* [PASSAGE TO READ]:
Lawyers for Rajaratnam, in a separate court filing yesterday, asked U.S. District Judge Richard Holwell in Manhattan for a prison term “substantially below” what federal guidelines recommend. Rajaratnam’s attorneys, citing their client’s poor health, urged Holwell not to force him to die in prison.
Rajaratnam, 54, was convicted in May of all 14 criminal counts of conspiracy and securities fraud he was charged with. He’s scheduled to be sentenced Sept. 27. Prosecutors said he should serve at least 19 years, seven months in prison.
“Rajaratnam repeatedly leveraged the power of money and his position as the head of a $7 billion hedge fund to induce friends, employees and associates to participate in his criminal activities,” Justice Department lawyers said in their sentencing memorandum yesterday. “He is the modern face of illegal insider trading.”

* [PROVIDED RECORDS]:
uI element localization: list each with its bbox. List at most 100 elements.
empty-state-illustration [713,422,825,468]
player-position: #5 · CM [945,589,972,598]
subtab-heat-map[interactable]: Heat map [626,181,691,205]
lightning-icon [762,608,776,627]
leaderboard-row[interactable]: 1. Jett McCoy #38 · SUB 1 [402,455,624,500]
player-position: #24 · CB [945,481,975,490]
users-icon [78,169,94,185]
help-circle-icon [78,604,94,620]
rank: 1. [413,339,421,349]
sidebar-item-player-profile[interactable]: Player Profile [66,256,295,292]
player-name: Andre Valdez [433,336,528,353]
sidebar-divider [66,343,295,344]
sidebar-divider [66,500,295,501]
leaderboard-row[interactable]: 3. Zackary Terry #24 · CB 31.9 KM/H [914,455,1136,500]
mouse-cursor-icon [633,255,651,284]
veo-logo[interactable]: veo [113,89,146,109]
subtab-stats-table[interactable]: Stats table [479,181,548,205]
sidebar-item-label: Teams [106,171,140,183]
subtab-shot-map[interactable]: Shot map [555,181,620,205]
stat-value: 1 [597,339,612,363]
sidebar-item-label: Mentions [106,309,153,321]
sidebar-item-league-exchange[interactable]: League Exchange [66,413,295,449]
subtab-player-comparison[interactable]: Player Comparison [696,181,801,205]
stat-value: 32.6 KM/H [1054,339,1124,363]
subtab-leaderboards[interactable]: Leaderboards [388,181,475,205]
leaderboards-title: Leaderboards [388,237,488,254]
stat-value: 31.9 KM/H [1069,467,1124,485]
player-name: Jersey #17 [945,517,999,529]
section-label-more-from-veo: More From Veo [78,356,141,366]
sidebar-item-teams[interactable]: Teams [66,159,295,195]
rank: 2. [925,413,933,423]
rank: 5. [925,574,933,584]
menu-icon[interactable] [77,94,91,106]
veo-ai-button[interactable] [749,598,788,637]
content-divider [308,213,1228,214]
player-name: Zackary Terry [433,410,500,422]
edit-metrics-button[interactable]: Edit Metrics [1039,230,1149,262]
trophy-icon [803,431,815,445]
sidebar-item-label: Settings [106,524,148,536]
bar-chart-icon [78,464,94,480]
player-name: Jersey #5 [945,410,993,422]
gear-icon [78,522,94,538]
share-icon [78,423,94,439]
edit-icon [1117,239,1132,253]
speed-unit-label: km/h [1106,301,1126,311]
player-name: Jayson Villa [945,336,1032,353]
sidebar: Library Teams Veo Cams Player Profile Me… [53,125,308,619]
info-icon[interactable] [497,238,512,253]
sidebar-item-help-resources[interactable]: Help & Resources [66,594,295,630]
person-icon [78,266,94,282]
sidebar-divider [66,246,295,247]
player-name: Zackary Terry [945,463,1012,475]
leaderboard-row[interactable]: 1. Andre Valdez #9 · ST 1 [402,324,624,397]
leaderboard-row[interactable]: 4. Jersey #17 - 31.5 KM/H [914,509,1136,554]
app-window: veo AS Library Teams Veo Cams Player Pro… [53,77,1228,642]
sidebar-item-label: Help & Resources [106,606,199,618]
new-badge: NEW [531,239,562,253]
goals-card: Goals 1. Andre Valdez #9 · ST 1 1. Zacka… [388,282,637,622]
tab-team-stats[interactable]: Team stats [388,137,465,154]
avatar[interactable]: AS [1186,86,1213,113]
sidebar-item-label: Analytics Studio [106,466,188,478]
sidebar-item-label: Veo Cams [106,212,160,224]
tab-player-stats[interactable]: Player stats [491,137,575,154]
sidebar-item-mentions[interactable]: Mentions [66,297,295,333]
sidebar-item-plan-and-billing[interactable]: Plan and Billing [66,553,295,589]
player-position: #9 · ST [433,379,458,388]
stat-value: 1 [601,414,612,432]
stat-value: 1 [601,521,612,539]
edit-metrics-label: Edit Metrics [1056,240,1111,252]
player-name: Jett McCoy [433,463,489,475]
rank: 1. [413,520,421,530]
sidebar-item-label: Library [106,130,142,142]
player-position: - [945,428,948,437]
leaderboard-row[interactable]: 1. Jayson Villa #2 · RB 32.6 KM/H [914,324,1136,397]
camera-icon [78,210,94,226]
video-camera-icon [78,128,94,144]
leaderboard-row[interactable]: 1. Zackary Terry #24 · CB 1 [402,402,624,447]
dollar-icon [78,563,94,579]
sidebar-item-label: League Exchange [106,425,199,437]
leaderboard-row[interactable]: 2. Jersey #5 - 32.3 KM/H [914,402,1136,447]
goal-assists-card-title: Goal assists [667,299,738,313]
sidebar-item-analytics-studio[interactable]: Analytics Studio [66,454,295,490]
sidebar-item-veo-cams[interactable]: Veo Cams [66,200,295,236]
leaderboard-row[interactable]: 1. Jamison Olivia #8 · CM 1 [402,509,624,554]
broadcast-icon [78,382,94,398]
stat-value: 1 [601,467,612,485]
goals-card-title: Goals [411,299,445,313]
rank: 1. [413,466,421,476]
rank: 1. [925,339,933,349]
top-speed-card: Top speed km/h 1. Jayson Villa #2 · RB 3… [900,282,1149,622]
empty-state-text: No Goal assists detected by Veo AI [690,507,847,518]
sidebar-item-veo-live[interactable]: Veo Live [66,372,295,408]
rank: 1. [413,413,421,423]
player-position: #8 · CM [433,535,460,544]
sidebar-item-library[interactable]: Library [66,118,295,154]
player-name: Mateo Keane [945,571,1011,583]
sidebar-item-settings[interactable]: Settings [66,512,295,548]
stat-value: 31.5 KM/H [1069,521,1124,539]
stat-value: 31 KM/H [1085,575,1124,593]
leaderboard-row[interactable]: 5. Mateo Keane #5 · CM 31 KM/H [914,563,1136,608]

* [WHAT THE EXERCISE ASKS]: Rewrite the part of the Rajaratnam passage starting at "Lawyers for Rajaratnam, in" and ending at "die in prison.", changing "poor health" to "failing health". Use only the Rajaratnam passage, not the data.

* [OUTPUT]:
Lawyers for Rajaratnam, in a separate court filing yesterday, asked U.S. District Judge Richard Holwell in Manhattan for a prison term “substantially below” what federal guidelines recommend. Rajaratnam’s attorneys, citing their client’s failing health, urged Holwell not to force him to die in prison.